:: What this task involves ::
Everything from the line with "Extract the structured" to the end of the data should be restated word for word, and nothing before it.
***** Excerpted data *****
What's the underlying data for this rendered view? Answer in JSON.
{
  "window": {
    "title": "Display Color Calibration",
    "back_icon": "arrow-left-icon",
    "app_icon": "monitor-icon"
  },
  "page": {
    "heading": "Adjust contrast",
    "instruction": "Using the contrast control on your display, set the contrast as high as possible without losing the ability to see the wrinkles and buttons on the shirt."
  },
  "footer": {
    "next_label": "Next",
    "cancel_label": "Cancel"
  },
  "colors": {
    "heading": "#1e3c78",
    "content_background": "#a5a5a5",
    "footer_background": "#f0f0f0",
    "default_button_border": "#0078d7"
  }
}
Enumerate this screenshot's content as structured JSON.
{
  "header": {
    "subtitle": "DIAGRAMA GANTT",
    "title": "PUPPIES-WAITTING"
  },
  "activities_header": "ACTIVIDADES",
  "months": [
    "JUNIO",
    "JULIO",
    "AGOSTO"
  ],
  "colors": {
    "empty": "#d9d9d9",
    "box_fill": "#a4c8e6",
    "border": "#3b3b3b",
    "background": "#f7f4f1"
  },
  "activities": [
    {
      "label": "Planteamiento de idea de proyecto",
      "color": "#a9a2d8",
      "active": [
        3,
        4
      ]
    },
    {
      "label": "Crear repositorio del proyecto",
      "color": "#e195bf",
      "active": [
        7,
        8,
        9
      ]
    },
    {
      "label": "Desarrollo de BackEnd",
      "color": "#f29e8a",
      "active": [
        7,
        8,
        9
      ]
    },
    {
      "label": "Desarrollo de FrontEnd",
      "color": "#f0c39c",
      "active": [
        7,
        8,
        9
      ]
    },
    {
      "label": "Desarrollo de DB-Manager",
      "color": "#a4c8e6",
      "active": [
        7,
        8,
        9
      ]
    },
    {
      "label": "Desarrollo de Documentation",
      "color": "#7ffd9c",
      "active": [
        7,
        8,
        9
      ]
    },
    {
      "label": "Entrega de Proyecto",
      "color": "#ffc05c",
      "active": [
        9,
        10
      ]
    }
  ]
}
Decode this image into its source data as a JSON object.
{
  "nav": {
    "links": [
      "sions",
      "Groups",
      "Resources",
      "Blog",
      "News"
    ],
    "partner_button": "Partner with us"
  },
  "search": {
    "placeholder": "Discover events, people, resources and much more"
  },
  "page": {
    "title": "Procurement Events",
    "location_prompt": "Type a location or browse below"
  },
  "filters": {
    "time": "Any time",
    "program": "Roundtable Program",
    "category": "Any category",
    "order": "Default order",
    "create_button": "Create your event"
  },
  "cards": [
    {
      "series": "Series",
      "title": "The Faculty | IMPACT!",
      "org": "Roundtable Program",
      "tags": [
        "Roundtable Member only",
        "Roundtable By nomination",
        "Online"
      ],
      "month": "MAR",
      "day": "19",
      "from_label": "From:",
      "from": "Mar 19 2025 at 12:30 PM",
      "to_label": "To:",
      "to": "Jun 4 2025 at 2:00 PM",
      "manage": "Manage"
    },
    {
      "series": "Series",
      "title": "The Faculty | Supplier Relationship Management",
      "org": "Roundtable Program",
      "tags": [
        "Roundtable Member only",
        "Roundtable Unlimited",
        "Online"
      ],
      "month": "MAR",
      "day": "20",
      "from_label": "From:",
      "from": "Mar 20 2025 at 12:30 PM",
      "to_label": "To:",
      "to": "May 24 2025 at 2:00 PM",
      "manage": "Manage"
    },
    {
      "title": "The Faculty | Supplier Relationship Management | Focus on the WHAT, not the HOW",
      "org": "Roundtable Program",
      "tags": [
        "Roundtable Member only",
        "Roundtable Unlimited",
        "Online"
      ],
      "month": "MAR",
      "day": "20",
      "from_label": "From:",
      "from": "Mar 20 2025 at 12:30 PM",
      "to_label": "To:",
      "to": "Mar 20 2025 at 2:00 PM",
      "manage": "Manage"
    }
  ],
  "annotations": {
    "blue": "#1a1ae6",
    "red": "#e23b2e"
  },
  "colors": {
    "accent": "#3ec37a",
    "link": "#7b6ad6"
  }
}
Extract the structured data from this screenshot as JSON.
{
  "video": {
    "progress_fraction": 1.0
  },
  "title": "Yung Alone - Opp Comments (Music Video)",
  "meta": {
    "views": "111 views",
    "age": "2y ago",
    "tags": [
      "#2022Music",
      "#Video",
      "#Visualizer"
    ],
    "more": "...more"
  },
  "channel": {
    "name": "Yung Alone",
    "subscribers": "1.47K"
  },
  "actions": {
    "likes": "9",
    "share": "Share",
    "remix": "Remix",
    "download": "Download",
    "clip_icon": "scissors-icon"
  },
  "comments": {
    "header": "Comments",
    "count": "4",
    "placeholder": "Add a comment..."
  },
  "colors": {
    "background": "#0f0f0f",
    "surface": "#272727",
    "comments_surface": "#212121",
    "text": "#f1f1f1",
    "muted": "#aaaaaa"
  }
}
*****
:: Answer to this exercise ::
Extract the structured data from this screenshot as JSON.
{
  "video": {
    "progress_fraction": 1.0
  },
  "title": "Yung Alone - Opp Comments (Music Video)",
  "meta": {
    "views": "111 views",
    "age": "2y ago",
    "tags": [
      "#2022Music",
      "#Video",
      "#Visualizer"
    ],
    "more": "...more"
  },
  "channel": {
    "name": "Yung Alone",
    "subscribers": "1.47K"
  },
  "actions": {
    "likes": "9",
    "share": "Share",
    "remix": "Remix",
    "download": "Download",
    "clip_icon": "scissors-icon"
  },
  "comments": {
    "header": "Comments",
    "count": "4",
    "placeholder": "Add a comment..."
  },
  "colors": {
    "background": "#0f0f0f",
    "surface": "#272727",
    "comments_surface": "#212121",
    "text": "#f1f1f1",
    "muted": "#aaaaaa"
  }
}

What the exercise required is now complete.